### WHAT TO DO
In the material below, the lines containing the word "SEAT" are required; copy each of them.
* begin EXERCISE INPUT *
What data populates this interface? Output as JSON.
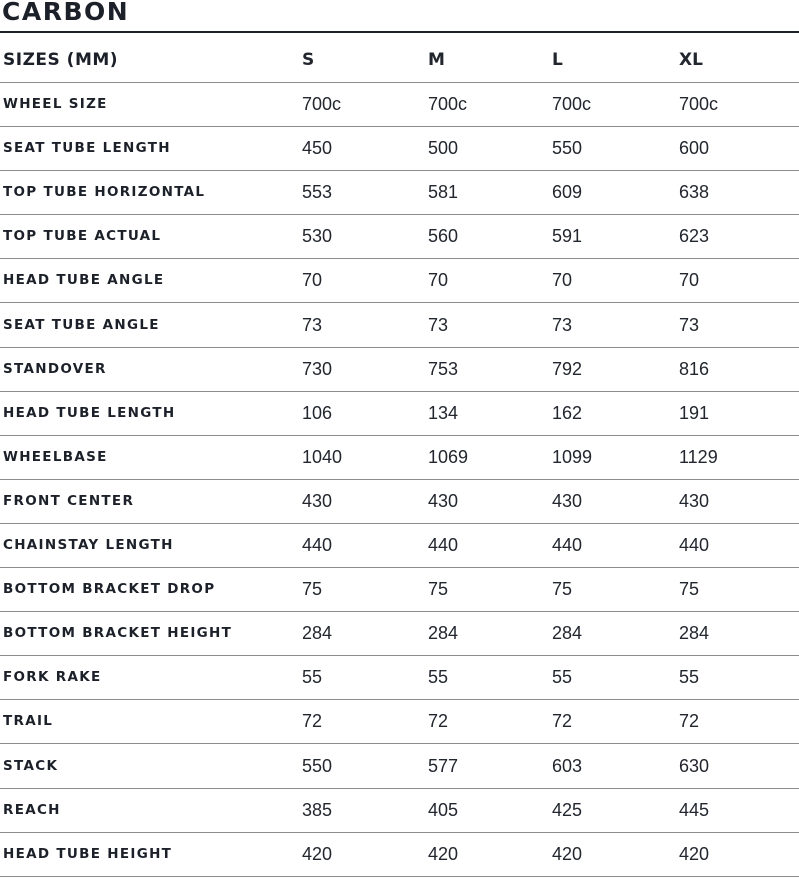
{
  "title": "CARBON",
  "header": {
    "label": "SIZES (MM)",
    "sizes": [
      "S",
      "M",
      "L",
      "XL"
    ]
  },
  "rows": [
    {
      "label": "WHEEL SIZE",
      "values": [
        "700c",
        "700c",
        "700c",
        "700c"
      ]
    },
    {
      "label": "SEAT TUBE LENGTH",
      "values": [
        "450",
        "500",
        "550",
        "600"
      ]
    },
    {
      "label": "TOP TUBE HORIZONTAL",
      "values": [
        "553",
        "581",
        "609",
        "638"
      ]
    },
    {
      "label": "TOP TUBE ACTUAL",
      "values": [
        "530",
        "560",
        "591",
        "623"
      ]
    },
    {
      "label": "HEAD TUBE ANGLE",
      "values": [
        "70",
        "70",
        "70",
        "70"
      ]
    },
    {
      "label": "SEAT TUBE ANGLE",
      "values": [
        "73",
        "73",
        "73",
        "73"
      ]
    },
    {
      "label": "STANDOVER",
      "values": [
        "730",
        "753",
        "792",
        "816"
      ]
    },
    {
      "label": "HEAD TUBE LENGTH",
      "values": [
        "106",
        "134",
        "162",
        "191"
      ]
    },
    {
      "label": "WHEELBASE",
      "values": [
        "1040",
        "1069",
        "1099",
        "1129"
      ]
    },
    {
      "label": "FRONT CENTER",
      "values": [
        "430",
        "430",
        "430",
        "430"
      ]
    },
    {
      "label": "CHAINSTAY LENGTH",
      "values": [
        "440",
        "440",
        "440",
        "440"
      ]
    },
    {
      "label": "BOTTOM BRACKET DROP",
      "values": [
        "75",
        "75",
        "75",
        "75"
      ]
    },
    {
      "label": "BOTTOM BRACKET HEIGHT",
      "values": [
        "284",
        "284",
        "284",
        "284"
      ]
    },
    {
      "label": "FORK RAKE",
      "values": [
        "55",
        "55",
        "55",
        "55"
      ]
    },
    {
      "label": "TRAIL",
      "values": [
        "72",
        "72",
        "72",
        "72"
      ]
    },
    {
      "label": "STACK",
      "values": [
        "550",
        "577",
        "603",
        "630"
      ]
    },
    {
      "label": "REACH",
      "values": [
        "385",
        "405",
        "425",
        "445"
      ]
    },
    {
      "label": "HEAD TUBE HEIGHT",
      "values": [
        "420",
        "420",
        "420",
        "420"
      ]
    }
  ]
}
* end EXERCISE INPUT *
* begin EXERCISE INPUT *
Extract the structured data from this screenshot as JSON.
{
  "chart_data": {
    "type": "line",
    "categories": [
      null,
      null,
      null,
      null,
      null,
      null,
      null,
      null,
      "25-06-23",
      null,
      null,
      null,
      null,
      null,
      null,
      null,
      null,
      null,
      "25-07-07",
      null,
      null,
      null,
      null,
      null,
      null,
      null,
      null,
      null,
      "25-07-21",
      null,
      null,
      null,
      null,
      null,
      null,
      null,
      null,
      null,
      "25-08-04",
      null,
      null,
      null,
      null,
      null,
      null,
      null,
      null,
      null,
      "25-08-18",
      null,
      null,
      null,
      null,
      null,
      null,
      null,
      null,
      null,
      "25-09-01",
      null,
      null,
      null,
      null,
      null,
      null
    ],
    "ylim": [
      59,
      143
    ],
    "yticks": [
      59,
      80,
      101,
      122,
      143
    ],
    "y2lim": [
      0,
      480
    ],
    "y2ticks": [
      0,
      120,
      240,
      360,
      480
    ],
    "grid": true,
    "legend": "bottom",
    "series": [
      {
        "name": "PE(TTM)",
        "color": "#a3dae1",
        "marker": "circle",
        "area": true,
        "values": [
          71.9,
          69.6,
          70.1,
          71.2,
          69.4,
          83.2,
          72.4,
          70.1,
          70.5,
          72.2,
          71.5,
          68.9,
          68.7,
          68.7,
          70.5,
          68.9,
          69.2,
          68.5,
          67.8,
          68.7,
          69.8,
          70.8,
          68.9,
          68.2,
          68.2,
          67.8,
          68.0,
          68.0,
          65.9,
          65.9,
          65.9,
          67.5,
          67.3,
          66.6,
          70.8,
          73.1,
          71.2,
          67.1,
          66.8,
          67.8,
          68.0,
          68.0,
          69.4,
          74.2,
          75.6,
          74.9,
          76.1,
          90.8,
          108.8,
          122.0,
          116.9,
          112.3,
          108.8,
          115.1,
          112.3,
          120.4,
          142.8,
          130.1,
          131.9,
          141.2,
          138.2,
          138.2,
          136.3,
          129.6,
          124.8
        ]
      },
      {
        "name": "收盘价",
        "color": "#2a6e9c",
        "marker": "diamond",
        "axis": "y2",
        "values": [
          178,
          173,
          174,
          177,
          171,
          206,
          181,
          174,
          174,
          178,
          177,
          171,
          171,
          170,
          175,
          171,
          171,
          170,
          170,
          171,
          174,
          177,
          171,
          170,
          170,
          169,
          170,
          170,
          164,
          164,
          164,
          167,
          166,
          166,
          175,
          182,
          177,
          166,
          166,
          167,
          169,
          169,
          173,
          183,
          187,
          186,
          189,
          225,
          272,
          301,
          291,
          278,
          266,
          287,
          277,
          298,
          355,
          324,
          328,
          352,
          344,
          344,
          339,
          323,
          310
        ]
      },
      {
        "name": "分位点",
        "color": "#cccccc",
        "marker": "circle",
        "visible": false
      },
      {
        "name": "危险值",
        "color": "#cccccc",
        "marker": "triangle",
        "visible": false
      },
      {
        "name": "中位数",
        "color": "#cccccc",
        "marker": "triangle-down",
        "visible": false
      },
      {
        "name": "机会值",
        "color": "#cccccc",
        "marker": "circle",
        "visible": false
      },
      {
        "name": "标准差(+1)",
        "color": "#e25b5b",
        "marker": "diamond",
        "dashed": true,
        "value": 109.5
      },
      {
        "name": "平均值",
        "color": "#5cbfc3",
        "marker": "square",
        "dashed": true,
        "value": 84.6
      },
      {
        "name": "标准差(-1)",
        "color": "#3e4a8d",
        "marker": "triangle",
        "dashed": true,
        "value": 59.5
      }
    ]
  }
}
* end EXERCISE INPUT *
### RESPONSE TO THIS EXERCISE
      "label": "SEAT TUBE LENGTH",
      "label": "SEAT TUBE ANGLE",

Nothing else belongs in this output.